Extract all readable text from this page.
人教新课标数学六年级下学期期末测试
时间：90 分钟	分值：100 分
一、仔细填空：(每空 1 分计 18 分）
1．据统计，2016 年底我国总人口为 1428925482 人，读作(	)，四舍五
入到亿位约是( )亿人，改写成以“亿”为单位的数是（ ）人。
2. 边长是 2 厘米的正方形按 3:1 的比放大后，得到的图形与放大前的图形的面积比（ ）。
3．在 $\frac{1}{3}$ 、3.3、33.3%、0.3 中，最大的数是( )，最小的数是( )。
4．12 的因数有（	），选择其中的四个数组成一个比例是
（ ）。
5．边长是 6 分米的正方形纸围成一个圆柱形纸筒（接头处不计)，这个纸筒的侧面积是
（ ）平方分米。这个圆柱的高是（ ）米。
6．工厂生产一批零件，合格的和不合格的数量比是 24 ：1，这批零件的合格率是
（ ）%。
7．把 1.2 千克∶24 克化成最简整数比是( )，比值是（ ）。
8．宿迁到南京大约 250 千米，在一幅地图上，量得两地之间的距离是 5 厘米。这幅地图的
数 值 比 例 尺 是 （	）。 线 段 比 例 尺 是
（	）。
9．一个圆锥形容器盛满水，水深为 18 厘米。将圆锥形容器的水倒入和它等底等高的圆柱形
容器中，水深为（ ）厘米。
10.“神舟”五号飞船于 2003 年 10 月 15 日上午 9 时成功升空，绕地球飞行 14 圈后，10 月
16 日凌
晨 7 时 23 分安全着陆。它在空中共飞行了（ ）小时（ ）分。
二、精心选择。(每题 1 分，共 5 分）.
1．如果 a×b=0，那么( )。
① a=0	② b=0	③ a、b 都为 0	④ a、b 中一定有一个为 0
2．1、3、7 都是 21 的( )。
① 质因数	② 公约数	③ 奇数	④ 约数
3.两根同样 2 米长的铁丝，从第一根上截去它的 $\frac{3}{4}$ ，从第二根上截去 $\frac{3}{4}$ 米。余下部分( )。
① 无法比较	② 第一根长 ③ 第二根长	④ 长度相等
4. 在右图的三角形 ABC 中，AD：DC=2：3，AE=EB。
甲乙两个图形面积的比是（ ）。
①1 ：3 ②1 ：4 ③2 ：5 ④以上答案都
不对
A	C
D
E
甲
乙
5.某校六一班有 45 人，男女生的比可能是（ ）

•••••

#### [What needs to be done]
Each line of the listing above should be output exactly.

#### [Complete output]
Extract all readable text from this page.
人教新课标数学六年级下学期期末测试
时间：90 分钟	分值：100 分
一、仔细填空：(每空 1 分计 18 分）
1．据统计，2016 年底我国总人口为 1428925482 人，读作(	)，四舍五
入到亿位约是( )亿人，改写成以“亿”为单位的数是（ ）人。
2. 边长是 2 厘米的正方形按 3:1 的比放大后，得到的图形与放大前的图形的面积比（ ）。
3．在 $\frac{1}{3}$ 、3.3、33.3%、0.3 中，最大的数是( )，最小的数是( )。
4．12 的因数有（	），选择其中的四个数组成一个比例是
（ ）。
5．边长是 6 分米的正方形纸围成一个圆柱形纸筒（接头处不计)，这个纸筒的侧面积是
（ ）平方分米。这个圆柱的高是（ ）米。
6．工厂生产一批零件，合格的和不合格的数量比是 24 ：1，这批零件的合格率是
（ ）%。
7．把 1.2 千克∶24 克化成最简整数比是( )，比值是（ ）。
8．宿迁到南京大约 250 千米，在一幅地图上，量得两地之间的距离是 5 厘米。这幅地图的
数 值 比 例 尺 是 （	）。 线 段 比 例 尺 是
（	）。
9．一个圆锥形容器盛满水，水深为 18 厘米。将圆锥形容器的水倒入和它等底等高的圆柱形
容器中，水深为（ ）厘米。
10.“神舟”五号飞船于 2003 年 10 月 15 日上午 9 时成功升空，绕地球飞行 14 圈后，10 月
16 日凌
晨 7 时 23 分安全着陆。它在空中共飞行了（ ）小时（ ）分。
二、精心选择。(每题 1 分，共 5 分）.
1．如果 a×b=0，那么( )。
① a=0	② b=0	③ a、b 都为 0	④ a、b 中一定有一个为 0
2．1、3、7 都是 21 的( )。
① 质因数	② 公约数	③ 奇数	④ 约数
3.两根同样 2 米长的铁丝，从第一根上截去它的 $\frac{3}{4}$ ，从第二根上截去 $\frac{3}{4}$ 米。余下部分( )。
① 无法比较	② 第一根长 ③ 第二根长	④ 长度相等
4. 在右图的三角形 ABC 中，AD：DC=2：3，AE=EB。
甲乙两个图形面积的比是（ ）。
①1 ：3 ②1 ：4 ③2 ：5 ④以上答案都
不对
A	C
D
E
甲
乙
5.某校六一班有 45 人，男女生的比可能是（ ）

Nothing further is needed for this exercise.